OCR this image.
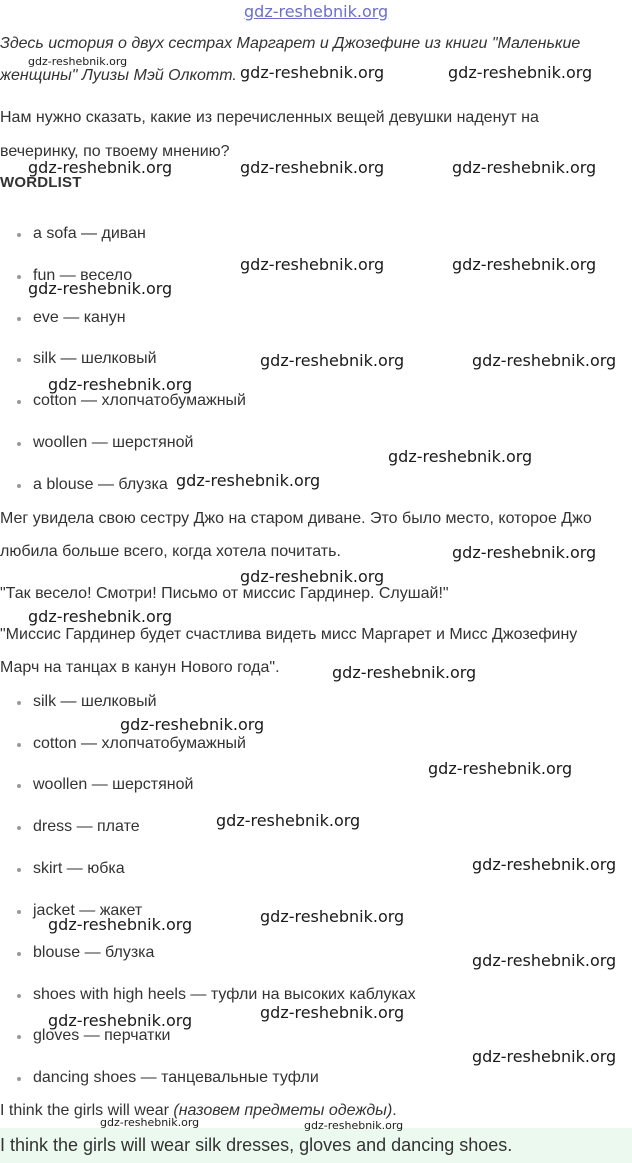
Здесь история о двух сестрах Маргарет и Джозефине из книги "Маленькие
женщины" Луизы Мэй Олкотт.
Нам нужно сказать, какие из перечисленных вещей девушки наденут на
вечеринку, по твоему мнению?
WORDLIST
a sofa — диван
fun — весело
eve — канун
silk — шелковый
cotton — хлопчатобумажный
woollen — шерстяной
a blouse — блузка
Мег увидела свою сестру Джо на старом диване. Это было место, которое Джо
любила больше всего, когда хотела почитать.
"Так весело! Смотри! Письмо от миссис Гардинер. Слушай!"
"Миссис Гардинер будет счастлива видеть мисс Маргарет и Мисс Джозефину
Марч на танцах в канун Нового года".
silk — шелковый
cotton — хлопчатобумажный
woollen — шерстяной
dress — плате
skirt — юбка
jacket — жакет
blouse — блузка
shoes with high heels — туфли на высоких каблуках
gloves — перчатки
dancing shoes — танцевальные туфли
I think the girls will wear (назовем предметы одежды).
I think the girls will wear silk dresses, gloves and dancing shoes.
gdz-reshebnik.org
gdz-reshebnik.org
gdz-reshebnik.org	gdz-reshebnik.org
gdz-reshebnik.org	gdz-reshebnik.org	gdz-reshebnik.org
gdz-reshebnik.org	gdz-reshebnik.org
gdz-reshebnik.org
gdz-reshebnik.org	gdz-reshebnik.org
gdz-reshebnik.org
gdz-reshebnik.org
gdz-reshebnik.org
gdz-reshebnik.org
gdz-reshebnik.org
gdz-reshebnik.org
gdz-reshebnik.org
gdz-reshebnik.org
gdz-reshebnik.org
gdz-reshebnik.org
gdz-reshebnik.org
gdz-reshebnik.org
gdz-reshebnik.org
gdz-reshebnik.org
gdz-reshebnik.org
gdz-reshebnik.org
gdz-reshebnik.org
gdz-reshebnik.org	gdz-reshebnik.org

# # # # #

Your task:
Retype all the records shown above, character for character. Omit every picture.

Result of the exercise:
OCR this image.
Здесь история о двух сестрах Маргарет и Джозефине из книги "Маленькие
женщины" Луизы Мэй Олкотт.
Нам нужно сказать, какие из перечисленных вещей девушки наденут на
вечеринку, по твоему мнению?
WORDLIST
a sofa — диван
fun — весело
eve — канун
silk — шелковый
cotton — хлопчатобумажный
woollen — шерстяной
a blouse — блузка
Мег увидела свою сестру Джо на старом диване. Это было место, которое Джо
любила больше всего, когда хотела почитать.
"Так весело! Смотри! Письмо от миссис Гардинер. Слушай!"
"Миссис Гардинер будет счастлива видеть мисс Маргарет и Мисс Джозефину
Марч на танцах в канун Нового года".
silk — шелковый
cotton — хлопчатобумажный
woollen — шерстяной
dress — плате
skirt — юбка
jacket — жакет
blouse — блузка
shoes with high heels — туфли на высоких каблуках
gloves — перчатки
dancing shoes — танцевальные туфли
I think the girls will wear (назовем предметы одежды).
I think the girls will wear silk dresses, gloves and dancing shoes.
gdz-reshebnik.org
gdz-reshebnik.org
gdz-reshebnik.org	gdz-reshebnik.org
gdz-reshebnik.org	gdz-reshebnik.org	gdz-reshebnik.org
gdz-reshebnik.org	gdz-reshebnik.org
gdz-reshebnik.org
gdz-reshebnik.org	gdz-reshebnik.org
gdz-reshebnik.org
gdz-reshebnik.org
gdz-reshebnik.org
gdz-reshebnik.org
gdz-reshebnik.org
gdz-reshebnik.org
gdz-reshebnik.org
gdz-reshebnik.org
gdz-reshebnik.org
gdz-reshebnik.org
gdz-reshebnik.org
gdz-reshebnik.org
gdz-reshebnik.org
gdz-reshebnik.org
gdz-reshebnik.org
gdz-reshebnik.org
gdz-reshebnik.org
gdz-reshebnik.org	gdz-reshebnik.org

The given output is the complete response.